Data entries:
>>>>>

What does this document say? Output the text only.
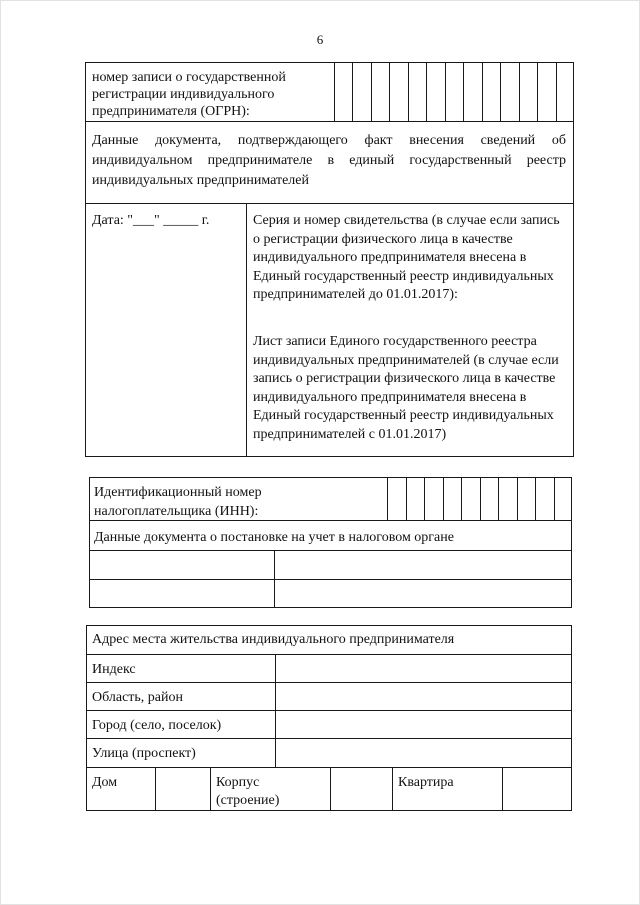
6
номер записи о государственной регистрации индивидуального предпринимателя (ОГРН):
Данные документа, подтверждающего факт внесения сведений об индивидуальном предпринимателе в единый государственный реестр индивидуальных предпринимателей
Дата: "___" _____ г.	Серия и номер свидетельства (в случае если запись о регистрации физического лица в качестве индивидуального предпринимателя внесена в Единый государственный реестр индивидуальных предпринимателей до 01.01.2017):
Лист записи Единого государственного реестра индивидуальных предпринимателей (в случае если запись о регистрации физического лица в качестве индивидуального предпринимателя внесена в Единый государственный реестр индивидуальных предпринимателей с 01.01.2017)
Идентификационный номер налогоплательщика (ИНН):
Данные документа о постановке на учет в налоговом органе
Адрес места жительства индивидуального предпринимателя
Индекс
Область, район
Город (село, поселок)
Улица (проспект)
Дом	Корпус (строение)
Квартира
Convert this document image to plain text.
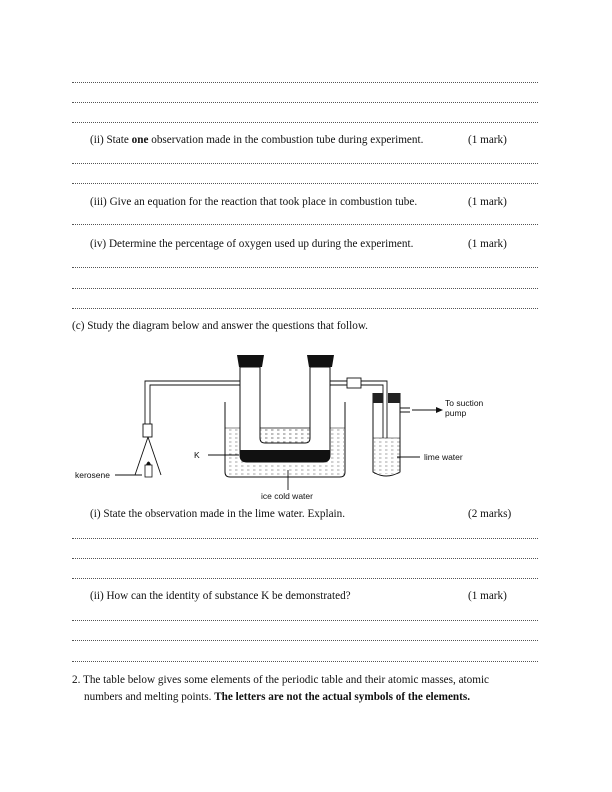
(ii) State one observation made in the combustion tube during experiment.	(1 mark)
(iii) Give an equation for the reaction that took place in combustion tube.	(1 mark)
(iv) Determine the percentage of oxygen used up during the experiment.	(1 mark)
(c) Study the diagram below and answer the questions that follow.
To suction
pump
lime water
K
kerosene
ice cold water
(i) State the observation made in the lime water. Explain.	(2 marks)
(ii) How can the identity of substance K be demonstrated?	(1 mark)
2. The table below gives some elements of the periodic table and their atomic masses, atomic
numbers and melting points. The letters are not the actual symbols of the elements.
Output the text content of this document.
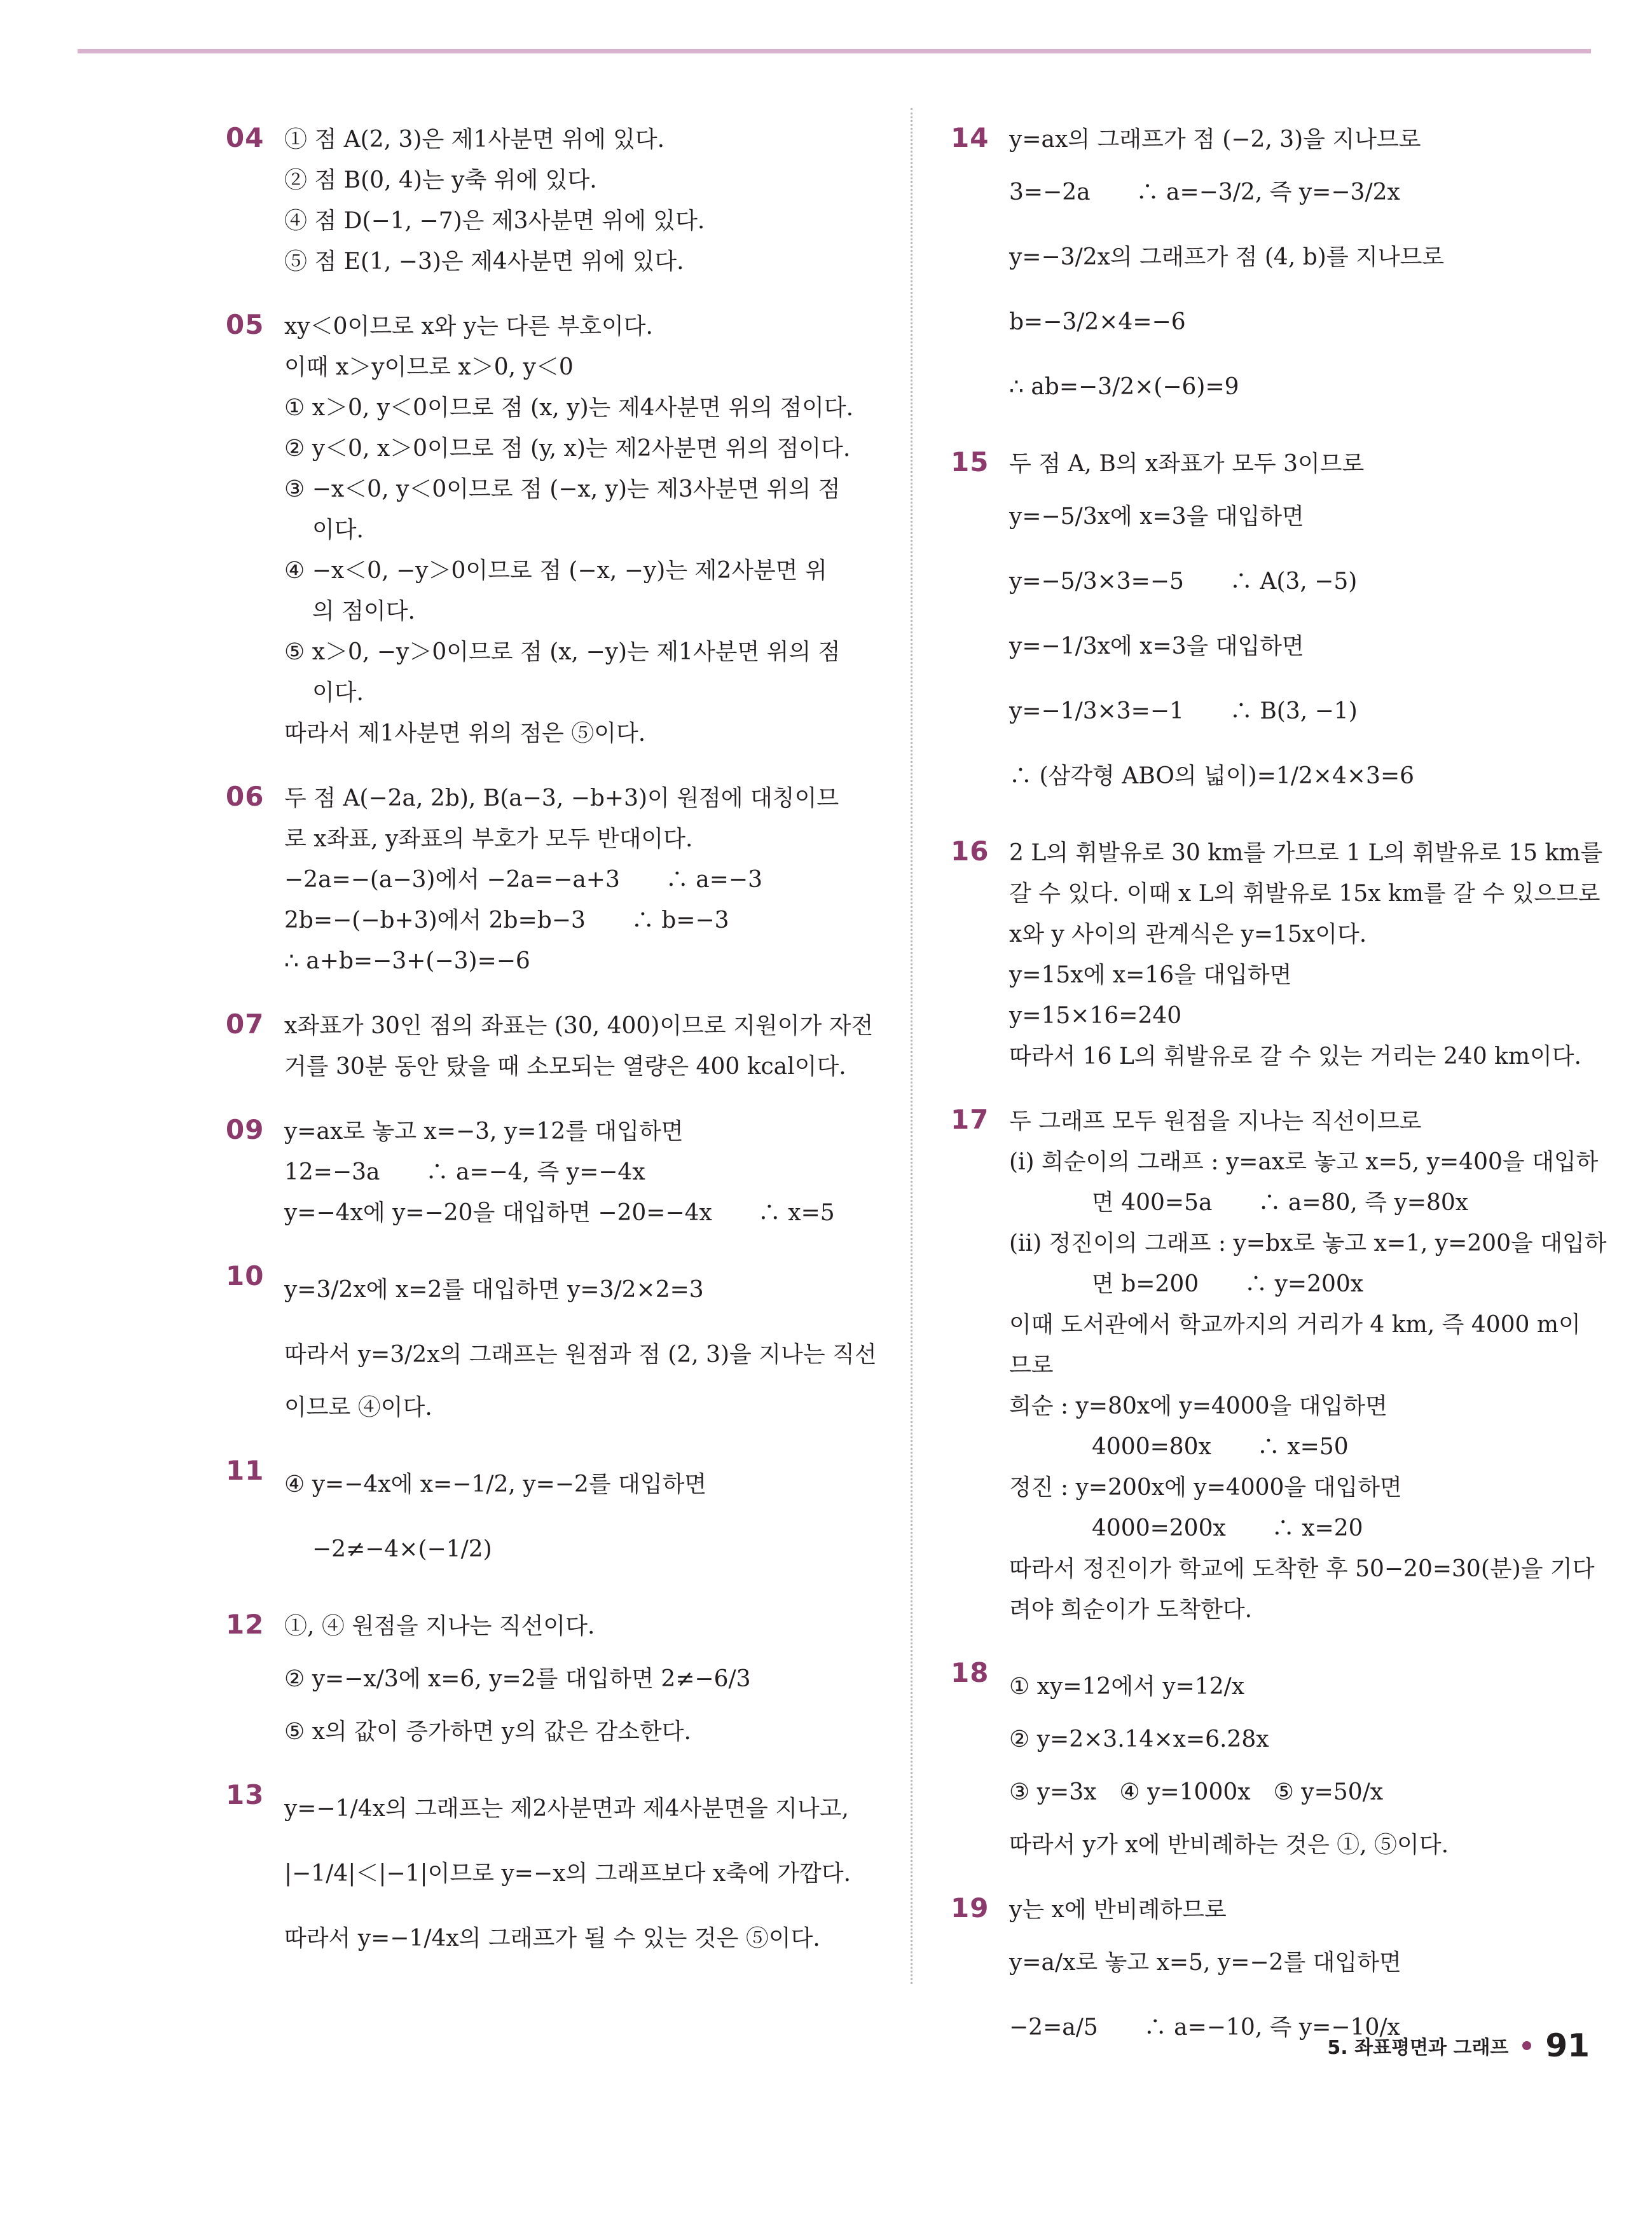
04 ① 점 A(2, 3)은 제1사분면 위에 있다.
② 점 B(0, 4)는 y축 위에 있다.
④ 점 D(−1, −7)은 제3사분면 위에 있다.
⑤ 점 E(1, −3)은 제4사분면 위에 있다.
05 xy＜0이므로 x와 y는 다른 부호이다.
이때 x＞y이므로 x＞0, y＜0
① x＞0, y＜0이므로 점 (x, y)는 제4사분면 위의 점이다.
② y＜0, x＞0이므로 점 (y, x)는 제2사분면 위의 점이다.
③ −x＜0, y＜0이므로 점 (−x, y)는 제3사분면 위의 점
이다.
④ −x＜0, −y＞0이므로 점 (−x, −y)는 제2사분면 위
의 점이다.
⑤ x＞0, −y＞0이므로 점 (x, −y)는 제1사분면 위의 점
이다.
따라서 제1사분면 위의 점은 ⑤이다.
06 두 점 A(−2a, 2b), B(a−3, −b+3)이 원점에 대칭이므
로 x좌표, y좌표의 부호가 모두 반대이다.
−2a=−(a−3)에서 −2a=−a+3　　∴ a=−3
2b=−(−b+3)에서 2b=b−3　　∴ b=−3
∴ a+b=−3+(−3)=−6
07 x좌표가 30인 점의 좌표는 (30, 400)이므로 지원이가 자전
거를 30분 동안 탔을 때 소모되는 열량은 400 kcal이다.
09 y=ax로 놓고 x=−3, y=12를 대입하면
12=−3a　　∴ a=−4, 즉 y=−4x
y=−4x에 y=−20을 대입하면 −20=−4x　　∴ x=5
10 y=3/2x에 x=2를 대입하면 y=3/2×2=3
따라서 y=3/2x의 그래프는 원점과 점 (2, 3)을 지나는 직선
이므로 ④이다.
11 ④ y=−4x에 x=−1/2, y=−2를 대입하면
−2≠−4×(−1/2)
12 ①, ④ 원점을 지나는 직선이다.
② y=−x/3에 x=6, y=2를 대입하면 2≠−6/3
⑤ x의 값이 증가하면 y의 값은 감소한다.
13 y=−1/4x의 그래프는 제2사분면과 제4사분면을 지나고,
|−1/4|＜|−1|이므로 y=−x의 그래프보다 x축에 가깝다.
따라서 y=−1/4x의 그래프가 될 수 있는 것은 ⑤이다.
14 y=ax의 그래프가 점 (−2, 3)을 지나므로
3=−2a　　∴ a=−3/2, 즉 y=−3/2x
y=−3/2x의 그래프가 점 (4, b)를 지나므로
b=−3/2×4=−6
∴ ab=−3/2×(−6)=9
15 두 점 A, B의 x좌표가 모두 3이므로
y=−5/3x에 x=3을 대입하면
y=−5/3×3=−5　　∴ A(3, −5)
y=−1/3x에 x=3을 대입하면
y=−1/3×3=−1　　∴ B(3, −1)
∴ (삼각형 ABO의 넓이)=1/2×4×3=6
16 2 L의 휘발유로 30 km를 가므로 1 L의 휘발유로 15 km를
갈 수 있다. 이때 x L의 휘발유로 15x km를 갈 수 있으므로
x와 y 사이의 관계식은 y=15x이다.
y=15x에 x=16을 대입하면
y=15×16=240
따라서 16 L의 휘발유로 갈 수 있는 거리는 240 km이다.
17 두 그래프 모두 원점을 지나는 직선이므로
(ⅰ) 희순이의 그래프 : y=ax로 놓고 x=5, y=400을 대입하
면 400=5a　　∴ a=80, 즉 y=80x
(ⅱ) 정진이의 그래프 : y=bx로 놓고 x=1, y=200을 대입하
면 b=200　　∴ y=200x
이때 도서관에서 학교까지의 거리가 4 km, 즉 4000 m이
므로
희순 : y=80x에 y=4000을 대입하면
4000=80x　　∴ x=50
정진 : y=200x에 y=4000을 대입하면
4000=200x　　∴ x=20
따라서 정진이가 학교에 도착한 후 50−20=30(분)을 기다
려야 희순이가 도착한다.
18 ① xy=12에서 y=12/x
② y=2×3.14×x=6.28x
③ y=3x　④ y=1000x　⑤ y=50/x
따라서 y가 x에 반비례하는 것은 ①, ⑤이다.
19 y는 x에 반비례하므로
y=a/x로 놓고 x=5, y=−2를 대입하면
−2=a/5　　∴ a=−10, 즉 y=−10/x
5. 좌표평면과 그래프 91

<<<<<

Given exercise: Write out each line of the data exactly; the images should be left out.

Task solution:
What does this document say? Output the text only.
6
номер записи о государственной регистрации индивидуального предпринимателя (ОГРН):
Данные документа, подтверждающего факт внесения сведений об индивидуальном предпринимателе в единый государственный реестр индивидуальных предпринимателей
Дата: "___" _____ г.	Серия и номер свидетельства (в случае если запись о регистрации физического лица в качестве индивидуального предпринимателя внесена в Единый государственный реестр индивидуальных предпринимателей до 01.01.2017):
Лист записи Единого государственного реестра индивидуальных предпринимателей (в случае если запись о регистрации физического лица в качестве индивидуального предпринимателя внесена в Единый государственный реестр индивидуальных предпринимателей с 01.01.2017)
Идентификационный номер налогоплательщика (ИНН):
Данные документа о постановке на учет в налоговом органе
Адрес места жительства индивидуального предпринимателя
Индекс
Область, район
Город (село, поселок)
Улица (проспект)
Дом	Корпус (строение)
Квартира
Convert this document image to plain text.
(ii) State one observation made in the combustion tube during experiment.	(1 mark)
(iii) Give an equation for the reaction that took place in combustion tube.	(1 mark)
(iv) Determine the percentage of oxygen used up during the experiment.	(1 mark)
(c) Study the diagram below and answer the questions that follow.
To suction
pump
lime water
K
kerosene
ice cold water
(i) State the observation made in the lime water. Explain.	(2 marks)
(ii) How can the identity of substance K be demonstrated?	(1 mark)
2. The table below gives some elements of the periodic table and their atomic masses, atomic
numbers and melting points. The letters are not the actual symbols of the elements.
Output the text content of this document.
04 ① 점 A(2, 3)은 제1사분면 위에 있다.
② 점 B(0, 4)는 y축 위에 있다.
④ 점 D(−1, −7)은 제3사분면 위에 있다.
⑤ 점 E(1, −3)은 제4사분면 위에 있다.
05 xy＜0이므로 x와 y는 다른 부호이다.
이때 x＞y이므로 x＞0, y＜0
① x＞0, y＜0이므로 점 (x, y)는 제4사분면 위의 점이다.
② y＜0, x＞0이므로 점 (y, x)는 제2사분면 위의 점이다.
③ −x＜0, y＜0이므로 점 (−x, y)는 제3사분면 위의 점
이다.
④ −x＜0, −y＞0이므로 점 (−x, −y)는 제2사분면 위
의 점이다.
⑤ x＞0, −y＞0이므로 점 (x, −y)는 제1사분면 위의 점
이다.
따라서 제1사분면 위의 점은 ⑤이다.
06 두 점 A(−2a, 2b), B(a−3, −b+3)이 원점에 대칭이므
로 x좌표, y좌표의 부호가 모두 반대이다.
−2a=−(a−3)에서 −2a=−a+3　　∴ a=−3
2b=−(−b+3)에서 2b=b−3　　∴ b=−3
∴ a+b=−3+(−3)=−6
07 x좌표가 30인 점의 좌표는 (30, 400)이므로 지원이가 자전
거를 30분 동안 탔을 때 소모되는 열량은 400 kcal이다.
09 y=ax로 놓고 x=−3, y=12를 대입하면
12=−3a　　∴ a=−4, 즉 y=−4x
y=−4x에 y=−20을 대입하면 −20=−4x　　∴ x=5
10 y=3/2x에 x=2를 대입하면 y=3/2×2=3
따라서 y=3/2x의 그래프는 원점과 점 (2, 3)을 지나는 직선
이므로 ④이다.
11 ④ y=−4x에 x=−1/2, y=−2를 대입하면
−2≠−4×(−1/2)
12 ①, ④ 원점을 지나는 직선이다.
② y=−x/3에 x=6, y=2를 대입하면 2≠−6/3
⑤ x의 값이 증가하면 y의 값은 감소한다.
13 y=−1/4x의 그래프는 제2사분면과 제4사분면을 지나고,
|−1/4|＜|−1|이므로 y=−x의 그래프보다 x축에 가깝다.
따라서 y=−1/4x의 그래프가 될 수 있는 것은 ⑤이다.
14 y=ax의 그래프가 점 (−2, 3)을 지나므로
3=−2a　　∴ a=−3/2, 즉 y=−3/2x
y=−3/2x의 그래프가 점 (4, b)를 지나므로
b=−3/2×4=−6
∴ ab=−3/2×(−6)=9
15 두 점 A, B의 x좌표가 모두 3이므로
y=−5/3x에 x=3을 대입하면
y=−5/3×3=−5　　∴ A(3, −5)
y=−1/3x에 x=3을 대입하면
y=−1/3×3=−1　　∴ B(3, −1)
∴ (삼각형 ABO의 넓이)=1/2×4×3=6
16 2 L의 휘발유로 30 km를 가므로 1 L의 휘발유로 15 km를
갈 수 있다. 이때 x L의 휘발유로 15x km를 갈 수 있으므로
x와 y 사이의 관계식은 y=15x이다.
y=15x에 x=16을 대입하면
y=15×16=240
따라서 16 L의 휘발유로 갈 수 있는 거리는 240 km이다.
17 두 그래프 모두 원점을 지나는 직선이므로
(ⅰ) 희순이의 그래프 : y=ax로 놓고 x=5, y=400을 대입하
면 400=5a　　∴ a=80, 즉 y=80x
(ⅱ) 정진이의 그래프 : y=bx로 놓고 x=1, y=200을 대입하
면 b=200　　∴ y=200x
이때 도서관에서 학교까지의 거리가 4 km, 즉 4000 m이
므로
희순 : y=80x에 y=4000을 대입하면
4000=80x　　∴ x=50
정진 : y=200x에 y=4000을 대입하면
4000=200x　　∴ x=20
따라서 정진이가 학교에 도착한 후 50−20=30(분)을 기다
려야 희순이가 도착한다.
18 ① xy=12에서 y=12/x
② y=2×3.14×x=6.28x
③ y=3x　④ y=1000x　⑤ y=50/x
따라서 y가 x에 반비례하는 것은 ①, ⑤이다.
19 y는 x에 반비례하므로
y=a/x로 놓고 x=5, y=−2를 대입하면
−2=a/5　　∴ a=−10, 즉 y=−10/x
5. 좌표평면과 그래프 91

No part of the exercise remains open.